===== GIVEN DATA =====

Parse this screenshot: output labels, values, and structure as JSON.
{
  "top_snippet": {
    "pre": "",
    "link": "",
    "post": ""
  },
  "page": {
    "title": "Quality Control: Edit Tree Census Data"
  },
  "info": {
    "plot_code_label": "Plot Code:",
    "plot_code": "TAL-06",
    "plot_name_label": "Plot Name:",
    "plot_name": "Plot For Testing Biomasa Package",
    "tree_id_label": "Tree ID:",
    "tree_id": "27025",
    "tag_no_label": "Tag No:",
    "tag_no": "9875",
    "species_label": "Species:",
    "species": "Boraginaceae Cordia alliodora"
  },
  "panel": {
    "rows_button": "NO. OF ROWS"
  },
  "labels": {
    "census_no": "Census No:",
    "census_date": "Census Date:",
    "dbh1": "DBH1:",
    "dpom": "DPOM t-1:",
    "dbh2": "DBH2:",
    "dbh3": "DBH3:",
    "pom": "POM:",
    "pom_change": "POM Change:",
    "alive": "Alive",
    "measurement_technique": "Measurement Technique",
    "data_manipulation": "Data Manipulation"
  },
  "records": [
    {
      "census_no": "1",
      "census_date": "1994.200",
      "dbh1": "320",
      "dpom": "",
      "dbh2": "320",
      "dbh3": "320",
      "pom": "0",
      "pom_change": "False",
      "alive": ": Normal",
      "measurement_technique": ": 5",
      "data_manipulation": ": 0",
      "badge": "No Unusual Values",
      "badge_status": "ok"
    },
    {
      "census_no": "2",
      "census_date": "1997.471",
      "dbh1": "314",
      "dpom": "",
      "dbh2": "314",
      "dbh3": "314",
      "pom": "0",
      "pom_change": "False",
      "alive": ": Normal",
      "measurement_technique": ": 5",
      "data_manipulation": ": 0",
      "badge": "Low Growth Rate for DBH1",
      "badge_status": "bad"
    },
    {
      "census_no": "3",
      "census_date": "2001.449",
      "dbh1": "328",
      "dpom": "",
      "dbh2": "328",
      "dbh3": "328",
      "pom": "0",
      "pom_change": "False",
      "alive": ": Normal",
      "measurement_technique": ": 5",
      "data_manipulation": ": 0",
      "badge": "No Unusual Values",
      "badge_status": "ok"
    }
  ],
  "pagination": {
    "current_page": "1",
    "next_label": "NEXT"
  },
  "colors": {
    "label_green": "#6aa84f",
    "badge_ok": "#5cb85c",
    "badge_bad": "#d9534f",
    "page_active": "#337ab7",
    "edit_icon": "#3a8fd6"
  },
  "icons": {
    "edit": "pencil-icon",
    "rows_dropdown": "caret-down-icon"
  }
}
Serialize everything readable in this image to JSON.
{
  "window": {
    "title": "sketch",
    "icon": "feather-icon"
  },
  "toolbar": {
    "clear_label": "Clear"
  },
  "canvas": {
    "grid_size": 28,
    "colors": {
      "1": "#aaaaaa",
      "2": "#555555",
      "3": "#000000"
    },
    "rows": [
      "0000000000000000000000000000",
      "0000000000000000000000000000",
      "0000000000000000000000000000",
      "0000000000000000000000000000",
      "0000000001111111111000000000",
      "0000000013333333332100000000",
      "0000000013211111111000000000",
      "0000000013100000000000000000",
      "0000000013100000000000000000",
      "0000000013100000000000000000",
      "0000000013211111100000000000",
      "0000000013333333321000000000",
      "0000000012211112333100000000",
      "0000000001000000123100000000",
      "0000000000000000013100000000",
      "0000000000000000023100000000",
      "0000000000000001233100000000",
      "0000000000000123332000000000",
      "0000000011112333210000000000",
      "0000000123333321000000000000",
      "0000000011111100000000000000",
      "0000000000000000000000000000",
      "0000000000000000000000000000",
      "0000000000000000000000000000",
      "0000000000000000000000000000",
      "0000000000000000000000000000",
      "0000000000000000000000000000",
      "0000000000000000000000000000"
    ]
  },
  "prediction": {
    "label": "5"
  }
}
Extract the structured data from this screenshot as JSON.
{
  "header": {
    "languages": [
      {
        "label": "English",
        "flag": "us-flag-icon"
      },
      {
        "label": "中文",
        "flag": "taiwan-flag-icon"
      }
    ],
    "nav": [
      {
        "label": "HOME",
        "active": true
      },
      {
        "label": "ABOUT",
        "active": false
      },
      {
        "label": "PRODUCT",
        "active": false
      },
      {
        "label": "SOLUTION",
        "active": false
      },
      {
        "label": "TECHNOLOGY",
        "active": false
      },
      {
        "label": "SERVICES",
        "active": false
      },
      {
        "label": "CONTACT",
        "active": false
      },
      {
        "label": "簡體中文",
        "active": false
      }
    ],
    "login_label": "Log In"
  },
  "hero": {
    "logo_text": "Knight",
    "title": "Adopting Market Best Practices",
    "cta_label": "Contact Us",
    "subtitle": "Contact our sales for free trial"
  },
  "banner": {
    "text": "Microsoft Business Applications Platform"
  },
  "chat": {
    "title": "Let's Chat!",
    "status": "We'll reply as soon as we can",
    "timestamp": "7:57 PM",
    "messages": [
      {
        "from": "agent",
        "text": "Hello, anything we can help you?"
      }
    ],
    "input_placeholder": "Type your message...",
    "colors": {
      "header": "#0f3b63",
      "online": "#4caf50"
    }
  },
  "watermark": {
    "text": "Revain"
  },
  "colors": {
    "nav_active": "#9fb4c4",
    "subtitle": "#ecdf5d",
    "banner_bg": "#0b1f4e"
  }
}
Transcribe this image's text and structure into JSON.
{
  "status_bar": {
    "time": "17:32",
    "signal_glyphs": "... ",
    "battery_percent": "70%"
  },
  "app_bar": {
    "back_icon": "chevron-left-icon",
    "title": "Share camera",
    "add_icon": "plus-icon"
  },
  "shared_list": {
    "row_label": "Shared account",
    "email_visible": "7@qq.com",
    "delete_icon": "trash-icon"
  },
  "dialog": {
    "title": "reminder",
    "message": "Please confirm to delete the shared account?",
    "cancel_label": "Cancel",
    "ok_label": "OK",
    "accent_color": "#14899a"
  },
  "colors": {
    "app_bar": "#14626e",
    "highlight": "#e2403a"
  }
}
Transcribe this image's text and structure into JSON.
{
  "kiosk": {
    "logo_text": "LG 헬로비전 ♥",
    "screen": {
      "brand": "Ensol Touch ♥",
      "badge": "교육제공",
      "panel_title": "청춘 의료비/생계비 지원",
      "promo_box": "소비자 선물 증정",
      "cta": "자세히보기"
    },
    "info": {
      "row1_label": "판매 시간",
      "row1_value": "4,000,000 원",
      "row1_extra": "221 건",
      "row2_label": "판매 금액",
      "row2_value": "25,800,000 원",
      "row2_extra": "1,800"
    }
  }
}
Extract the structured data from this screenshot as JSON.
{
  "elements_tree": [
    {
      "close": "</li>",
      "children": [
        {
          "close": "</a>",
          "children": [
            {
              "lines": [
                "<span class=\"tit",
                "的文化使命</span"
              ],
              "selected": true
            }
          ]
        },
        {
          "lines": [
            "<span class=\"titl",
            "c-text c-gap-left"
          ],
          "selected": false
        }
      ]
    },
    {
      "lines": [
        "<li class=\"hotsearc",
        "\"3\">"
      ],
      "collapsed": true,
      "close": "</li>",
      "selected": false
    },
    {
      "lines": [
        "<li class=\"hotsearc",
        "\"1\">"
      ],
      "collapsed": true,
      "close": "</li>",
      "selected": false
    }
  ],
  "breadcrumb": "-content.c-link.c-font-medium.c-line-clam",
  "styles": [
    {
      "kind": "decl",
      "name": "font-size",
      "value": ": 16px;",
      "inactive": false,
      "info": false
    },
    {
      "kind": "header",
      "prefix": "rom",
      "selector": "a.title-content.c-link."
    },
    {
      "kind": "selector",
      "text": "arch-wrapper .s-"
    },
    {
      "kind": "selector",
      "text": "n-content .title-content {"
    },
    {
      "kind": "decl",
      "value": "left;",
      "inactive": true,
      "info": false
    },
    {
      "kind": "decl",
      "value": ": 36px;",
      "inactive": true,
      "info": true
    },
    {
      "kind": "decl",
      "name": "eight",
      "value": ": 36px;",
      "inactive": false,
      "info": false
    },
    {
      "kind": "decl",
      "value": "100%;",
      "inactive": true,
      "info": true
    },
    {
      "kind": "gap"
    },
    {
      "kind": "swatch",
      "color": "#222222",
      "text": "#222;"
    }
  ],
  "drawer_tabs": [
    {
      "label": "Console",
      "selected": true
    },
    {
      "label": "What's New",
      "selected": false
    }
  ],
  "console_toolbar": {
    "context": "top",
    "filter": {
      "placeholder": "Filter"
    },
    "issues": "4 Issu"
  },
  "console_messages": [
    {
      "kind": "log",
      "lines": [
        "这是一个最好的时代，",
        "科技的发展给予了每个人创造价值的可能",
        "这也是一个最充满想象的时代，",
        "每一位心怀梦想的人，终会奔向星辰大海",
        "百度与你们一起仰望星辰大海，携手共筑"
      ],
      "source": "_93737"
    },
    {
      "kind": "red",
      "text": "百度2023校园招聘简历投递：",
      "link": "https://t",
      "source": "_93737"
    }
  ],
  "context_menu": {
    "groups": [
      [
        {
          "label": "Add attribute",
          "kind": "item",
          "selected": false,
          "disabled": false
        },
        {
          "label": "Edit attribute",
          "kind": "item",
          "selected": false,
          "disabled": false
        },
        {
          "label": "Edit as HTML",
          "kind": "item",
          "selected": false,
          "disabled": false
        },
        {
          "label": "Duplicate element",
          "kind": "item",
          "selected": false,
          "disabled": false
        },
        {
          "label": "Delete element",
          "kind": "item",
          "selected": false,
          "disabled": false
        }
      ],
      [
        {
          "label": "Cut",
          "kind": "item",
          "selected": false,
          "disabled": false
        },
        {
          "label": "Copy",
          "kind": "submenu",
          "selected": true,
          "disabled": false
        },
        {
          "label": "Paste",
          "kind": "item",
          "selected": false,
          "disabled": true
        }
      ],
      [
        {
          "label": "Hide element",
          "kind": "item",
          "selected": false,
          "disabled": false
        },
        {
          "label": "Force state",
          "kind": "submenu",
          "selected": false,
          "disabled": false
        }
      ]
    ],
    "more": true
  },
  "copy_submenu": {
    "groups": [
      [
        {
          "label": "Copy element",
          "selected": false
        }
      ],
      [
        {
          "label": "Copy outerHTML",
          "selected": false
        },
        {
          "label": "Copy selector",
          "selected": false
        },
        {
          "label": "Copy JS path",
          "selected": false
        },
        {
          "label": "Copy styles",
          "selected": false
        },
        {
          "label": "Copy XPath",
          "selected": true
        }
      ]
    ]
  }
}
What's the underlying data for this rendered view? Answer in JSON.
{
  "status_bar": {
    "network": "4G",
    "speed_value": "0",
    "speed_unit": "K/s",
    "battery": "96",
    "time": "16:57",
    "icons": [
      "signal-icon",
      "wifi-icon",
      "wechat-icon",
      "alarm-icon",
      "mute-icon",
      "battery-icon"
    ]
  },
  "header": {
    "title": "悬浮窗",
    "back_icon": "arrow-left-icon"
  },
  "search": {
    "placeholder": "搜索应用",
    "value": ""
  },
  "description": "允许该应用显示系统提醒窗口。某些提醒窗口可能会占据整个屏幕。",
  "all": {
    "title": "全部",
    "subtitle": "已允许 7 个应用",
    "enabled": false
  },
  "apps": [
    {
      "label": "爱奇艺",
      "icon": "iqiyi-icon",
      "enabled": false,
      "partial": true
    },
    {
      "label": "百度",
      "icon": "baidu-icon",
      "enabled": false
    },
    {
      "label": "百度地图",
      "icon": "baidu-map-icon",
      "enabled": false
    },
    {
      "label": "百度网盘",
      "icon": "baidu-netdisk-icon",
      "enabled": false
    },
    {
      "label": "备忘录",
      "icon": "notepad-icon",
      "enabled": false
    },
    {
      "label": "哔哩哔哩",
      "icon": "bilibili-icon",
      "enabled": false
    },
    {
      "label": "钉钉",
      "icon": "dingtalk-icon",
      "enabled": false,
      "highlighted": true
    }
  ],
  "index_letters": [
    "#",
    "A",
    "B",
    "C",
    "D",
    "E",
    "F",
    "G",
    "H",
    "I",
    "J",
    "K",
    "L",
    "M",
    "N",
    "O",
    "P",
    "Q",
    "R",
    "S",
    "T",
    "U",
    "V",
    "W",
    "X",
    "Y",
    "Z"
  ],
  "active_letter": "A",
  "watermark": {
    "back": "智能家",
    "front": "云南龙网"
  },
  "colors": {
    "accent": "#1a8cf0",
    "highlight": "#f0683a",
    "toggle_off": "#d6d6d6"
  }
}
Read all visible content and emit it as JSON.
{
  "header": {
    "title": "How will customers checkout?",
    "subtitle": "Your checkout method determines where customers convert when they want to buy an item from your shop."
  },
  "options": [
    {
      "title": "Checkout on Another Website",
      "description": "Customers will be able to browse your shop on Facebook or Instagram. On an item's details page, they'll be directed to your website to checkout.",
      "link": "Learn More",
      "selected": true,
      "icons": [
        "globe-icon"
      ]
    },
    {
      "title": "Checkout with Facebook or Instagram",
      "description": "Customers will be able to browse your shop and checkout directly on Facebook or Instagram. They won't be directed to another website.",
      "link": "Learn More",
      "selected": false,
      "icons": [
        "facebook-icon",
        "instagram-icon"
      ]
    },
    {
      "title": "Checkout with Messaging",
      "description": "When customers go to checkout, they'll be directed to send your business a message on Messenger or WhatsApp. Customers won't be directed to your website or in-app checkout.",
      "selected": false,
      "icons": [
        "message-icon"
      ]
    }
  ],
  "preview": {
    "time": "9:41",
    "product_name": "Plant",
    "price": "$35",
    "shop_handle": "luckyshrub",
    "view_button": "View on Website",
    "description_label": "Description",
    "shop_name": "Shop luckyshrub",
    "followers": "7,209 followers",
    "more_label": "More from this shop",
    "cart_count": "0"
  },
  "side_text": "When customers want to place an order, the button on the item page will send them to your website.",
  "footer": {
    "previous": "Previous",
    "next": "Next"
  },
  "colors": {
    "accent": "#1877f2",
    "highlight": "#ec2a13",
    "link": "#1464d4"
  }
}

=====

YOUR GOAL
In the records above, locate each line with the word "left". Copy all such lines.

WRITTEN REPLY
    "back_icon": "chevron-left-icon",
            "c-text c-gap-left"
      "value": "left;",
    "back_icon": "arrow-left-icon"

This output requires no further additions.